- **YOUR INSTRUCTIONS**
The entries below need to be written out exactly, with no pictures included.

### DATA FOR THIS TASK

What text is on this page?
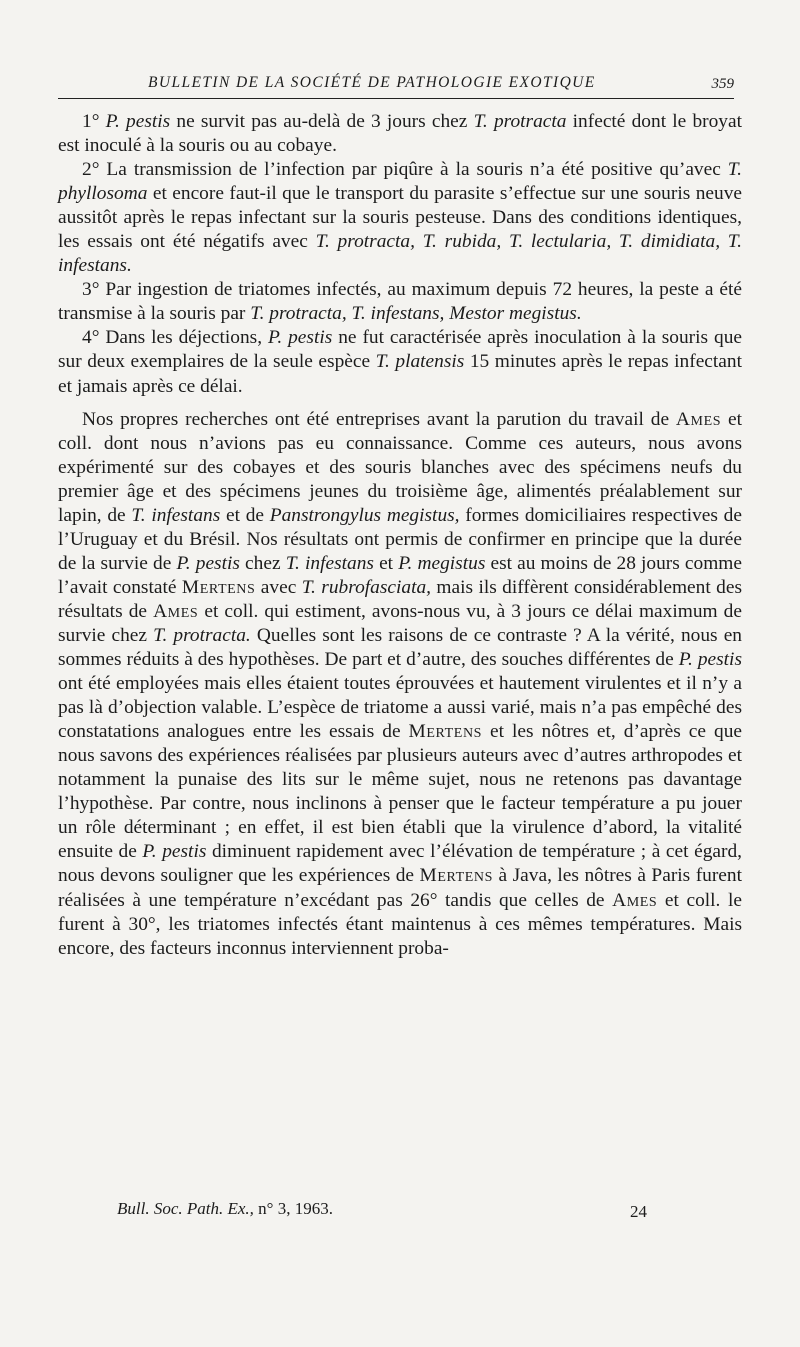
BULLETIN DE LA SOCIÉTÉ DE PATHOLOGIE EXOTIQUE	359

1° P. pestis ne survit pas au-delà de 3 jours chez T. protracta infecté dont le broyat est inoculé à la souris ou au cobaye.

2° La transmission de l’infection par piqûre à la souris n’a été positive qu’avec T. phyllosoma et encore faut-il que le transport du parasite s’effectue sur une souris neuve aussitôt après le repas infectant sur la souris pesteuse. Dans des conditions identiques, les essais ont été négatifs avec T. protracta, T. rubida, T. lectularia, T. dimidiata, T. infestans.

3° Par ingestion de triatomes infectés, au maximum depuis 72 heures, la peste a été transmise à la souris par T. protracta, T. infestans, Mestor megistus.

4° Dans les déjections, P. pestis ne fut caractérisée après inoculation à la souris que sur deux exemplaires de la seule espèce T. platensis 15 minutes après le repas infectant et jamais après ce délai.

Nos propres recherches ont été entreprises avant la parution du travail de Ames et coll. dont nous n’avions pas eu connaissance. Comme ces auteurs, nous avons expérimenté sur des cobayes et des souris blanches avec des spécimens neufs du premier âge et des spécimens jeunes du troisième âge, alimentés préalablement sur lapin, de T. infestans et de Panstrongylus megistus, formes domiciliaires respectives de l’Uruguay et du Brésil. Nos résultats ont permis de confirmer en principe que la durée de la survie de P. pestis chez T. infestans et P. megistus est au moins de 28 jours comme l’avait constaté Mertens avec T. rubrofasciata, mais ils diffèrent considérablement des résultats de Ames et coll. qui estiment, avons-nous vu, à 3 jours ce délai maximum de survie chez T. protracta. Quelles sont les raisons de ce contraste ? A la vérité, nous en sommes réduits à des hypothèses. De part et d’autre, des souches différentes de P. pestis ont été employées mais elles étaient toutes éprouvées et hautement virulentes et il n’y a pas là d’objection valable. L’espèce de triatome a aussi varié, mais n’a pas empêché des constatations analogues entre les essais de Mertens et les nôtres et, d’après ce que nous savons des expériences réalisées par plusieurs auteurs avec d’autres arthropodes et notamment la punaise des lits sur le même sujet, nous ne retenons pas davantage l’hypothèse. Par contre, nous inclinons à penser que le facteur température a pu jouer un rôle déterminant ; en effet, il est bien établi que la virulence d’abord, la vitalité ensuite de P. pestis diminuent rapidement avec l’élévation de température ; à cet égard, nous devons souligner que les expériences de Mertens à Java, les nôtres à Paris furent réalisées à une température n’excédant pas 26° tandis que celles de Ames et coll. le furent à 30°, les triatomes infectés étant maintenus à ces mêmes températures. Mais encore, des facteurs inconnus interviennent proba-

Bull. Soc. Path. Ex., n° 3, 1963.	24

######

- **OUTPUT OF THE EXERCISE**
What text is on this page?
BULLETIN DE LA SOCIÉTÉ DE PATHOLOGIE EXOTIQUE	359

1° P. pestis ne survit pas au-delà de 3 jours chez T. protracta infecté dont le broyat est inoculé à la souris ou au cobaye.

2° La transmission de l’infection par piqûre à la souris n’a été positive qu’avec T. phyllosoma et encore faut-il que le transport du parasite s’effectue sur une souris neuve aussitôt après le repas infectant sur la souris pesteuse. Dans des conditions identiques, les essais ont été négatifs avec T. protracta, T. rubida, T. lectularia, T. dimidiata, T. infestans.

3° Par ingestion de triatomes infectés, au maximum depuis 72 heures, la peste a été transmise à la souris par T. protracta, T. infestans, Mestor megistus.

4° Dans les déjections, P. pestis ne fut caractérisée après inoculation à la souris que sur deux exemplaires de la seule espèce T. platensis 15 minutes après le repas infectant et jamais après ce délai.

Nos propres recherches ont été entreprises avant la parution du travail de Ames et coll. dont nous n’avions pas eu connaissance. Comme ces auteurs, nous avons expérimenté sur des cobayes et des souris blanches avec des spécimens neufs du premier âge et des spécimens jeunes du troisième âge, alimentés préalablement sur lapin, de T. infestans et de Panstrongylus megistus, formes domiciliaires respectives de l’Uruguay et du Brésil. Nos résultats ont permis de confirmer en principe que la durée de la survie de P. pestis chez T. infestans et P. megistus est au moins de 28 jours comme l’avait constaté Mertens avec T. rubrofasciata, mais ils diffèrent considérablement des résultats de Ames et coll. qui estiment, avons-nous vu, à 3 jours ce délai maximum de survie chez T. protracta. Quelles sont les raisons de ce contraste ? A la vérité, nous en sommes réduits à des hypothèses. De part et d’autre, des souches différentes de P. pestis ont été employées mais elles étaient toutes éprouvées et hautement virulentes et il n’y a pas là d’objection valable. L’espèce de triatome a aussi varié, mais n’a pas empêché des constatations analogues entre les essais de Mertens et les nôtres et, d’après ce que nous savons des expériences réalisées par plusieurs auteurs avec d’autres arthropodes et notamment la punaise des lits sur le même sujet, nous ne retenons pas davantage l’hypothèse. Par contre, nous inclinons à penser que le facteur température a pu jouer un rôle déterminant ; en effet, il est bien établi que la virulence d’abord, la vitalité ensuite de P. pestis diminuent rapidement avec l’élévation de température ; à cet égard, nous devons souligner que les expériences de Mertens à Java, les nôtres à Paris furent réalisées à une température n’excédant pas 26° tandis que celles de Ames et coll. le furent à 30°, les triatomes infectés étant maintenus à ces mêmes températures. Mais encore, des facteurs inconnus interviennent proba-

Bull. Soc. Path. Ex., n° 3, 1963.	24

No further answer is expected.